-- Start of Given entries --

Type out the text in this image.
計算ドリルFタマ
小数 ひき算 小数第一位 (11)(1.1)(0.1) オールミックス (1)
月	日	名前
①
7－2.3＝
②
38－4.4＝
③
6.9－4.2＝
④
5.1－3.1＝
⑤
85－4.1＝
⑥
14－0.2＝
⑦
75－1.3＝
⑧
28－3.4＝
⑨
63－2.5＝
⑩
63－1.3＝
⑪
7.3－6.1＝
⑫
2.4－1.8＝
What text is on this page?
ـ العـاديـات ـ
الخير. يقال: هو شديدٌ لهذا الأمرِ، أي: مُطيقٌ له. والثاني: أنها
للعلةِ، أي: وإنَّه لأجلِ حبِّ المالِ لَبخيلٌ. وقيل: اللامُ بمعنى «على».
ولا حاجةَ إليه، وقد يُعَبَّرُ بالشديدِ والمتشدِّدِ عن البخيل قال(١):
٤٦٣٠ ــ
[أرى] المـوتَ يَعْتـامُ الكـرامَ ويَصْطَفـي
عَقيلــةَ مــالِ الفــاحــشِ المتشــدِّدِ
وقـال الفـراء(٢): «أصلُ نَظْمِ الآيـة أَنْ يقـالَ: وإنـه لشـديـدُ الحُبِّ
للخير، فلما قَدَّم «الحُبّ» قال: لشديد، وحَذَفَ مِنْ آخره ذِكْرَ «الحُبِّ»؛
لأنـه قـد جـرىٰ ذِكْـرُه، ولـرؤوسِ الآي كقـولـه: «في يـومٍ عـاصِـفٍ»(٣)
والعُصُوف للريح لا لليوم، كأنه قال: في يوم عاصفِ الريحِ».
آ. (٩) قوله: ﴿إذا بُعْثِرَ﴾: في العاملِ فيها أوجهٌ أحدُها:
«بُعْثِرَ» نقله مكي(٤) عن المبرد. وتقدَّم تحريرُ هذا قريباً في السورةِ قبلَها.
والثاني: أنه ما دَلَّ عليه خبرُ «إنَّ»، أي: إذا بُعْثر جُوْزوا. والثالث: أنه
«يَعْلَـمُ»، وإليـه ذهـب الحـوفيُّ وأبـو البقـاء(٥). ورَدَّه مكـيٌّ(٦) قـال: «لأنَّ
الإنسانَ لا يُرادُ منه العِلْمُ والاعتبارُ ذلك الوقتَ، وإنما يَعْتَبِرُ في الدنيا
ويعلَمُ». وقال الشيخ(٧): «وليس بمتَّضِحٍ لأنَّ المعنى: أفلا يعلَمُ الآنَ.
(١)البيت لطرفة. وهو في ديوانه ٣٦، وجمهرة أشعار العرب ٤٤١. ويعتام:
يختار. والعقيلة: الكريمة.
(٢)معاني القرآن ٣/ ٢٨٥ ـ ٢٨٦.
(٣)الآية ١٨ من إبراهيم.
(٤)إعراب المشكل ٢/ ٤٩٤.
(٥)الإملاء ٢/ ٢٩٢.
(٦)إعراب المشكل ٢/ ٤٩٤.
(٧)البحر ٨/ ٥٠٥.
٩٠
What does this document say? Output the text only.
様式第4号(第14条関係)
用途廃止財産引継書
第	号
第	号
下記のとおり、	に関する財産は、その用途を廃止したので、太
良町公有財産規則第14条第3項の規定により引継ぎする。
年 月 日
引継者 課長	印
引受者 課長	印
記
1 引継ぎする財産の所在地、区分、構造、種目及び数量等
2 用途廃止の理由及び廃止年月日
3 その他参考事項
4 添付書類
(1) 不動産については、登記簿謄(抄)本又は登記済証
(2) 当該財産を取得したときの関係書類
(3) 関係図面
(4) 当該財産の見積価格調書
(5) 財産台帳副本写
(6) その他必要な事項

-- End of Given entries --
-- Start of Given entries --

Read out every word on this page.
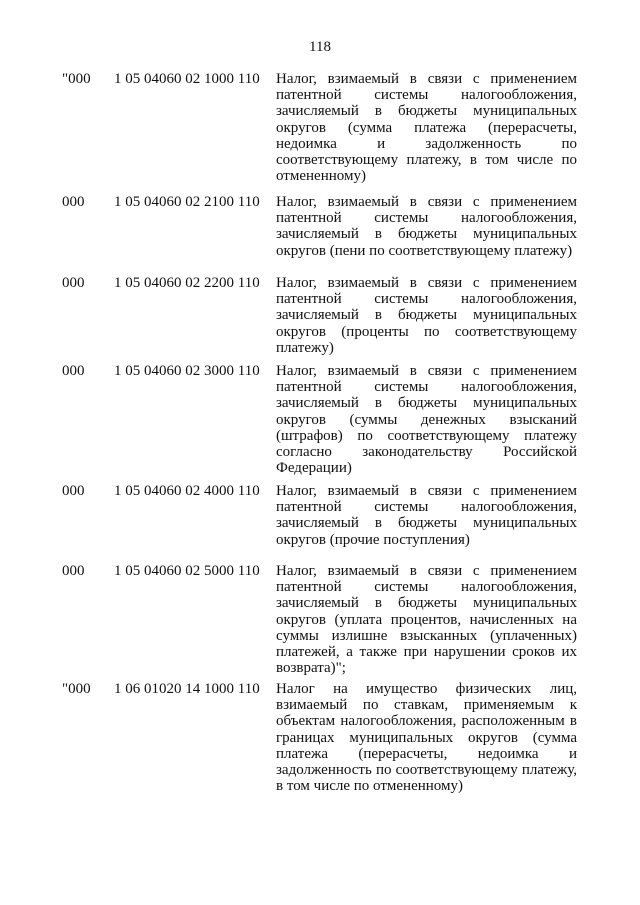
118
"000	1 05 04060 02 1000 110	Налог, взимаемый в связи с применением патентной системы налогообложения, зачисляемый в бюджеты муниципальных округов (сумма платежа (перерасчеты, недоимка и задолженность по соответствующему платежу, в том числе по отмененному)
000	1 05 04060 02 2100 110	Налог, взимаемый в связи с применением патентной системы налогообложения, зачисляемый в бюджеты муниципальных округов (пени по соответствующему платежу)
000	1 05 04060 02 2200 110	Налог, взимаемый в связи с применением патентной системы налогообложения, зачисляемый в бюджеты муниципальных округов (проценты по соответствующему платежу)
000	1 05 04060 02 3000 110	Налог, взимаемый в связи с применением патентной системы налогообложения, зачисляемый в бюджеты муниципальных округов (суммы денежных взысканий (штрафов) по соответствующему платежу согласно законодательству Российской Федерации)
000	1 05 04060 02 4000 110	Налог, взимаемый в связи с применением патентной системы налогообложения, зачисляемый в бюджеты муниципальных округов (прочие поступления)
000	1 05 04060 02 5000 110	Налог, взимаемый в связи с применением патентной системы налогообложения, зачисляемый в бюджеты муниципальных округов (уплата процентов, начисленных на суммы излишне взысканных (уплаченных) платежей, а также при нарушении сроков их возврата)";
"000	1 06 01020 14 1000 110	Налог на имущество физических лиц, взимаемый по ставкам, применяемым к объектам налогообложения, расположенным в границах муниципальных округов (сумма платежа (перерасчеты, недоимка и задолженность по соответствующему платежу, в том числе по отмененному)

-- End of Given entries --

Given problem
Using the records above, find and show each line with the string "text".

Output of the exercise
Type out the text in this image.
What text is on this page?
What does this document say? Output the text only.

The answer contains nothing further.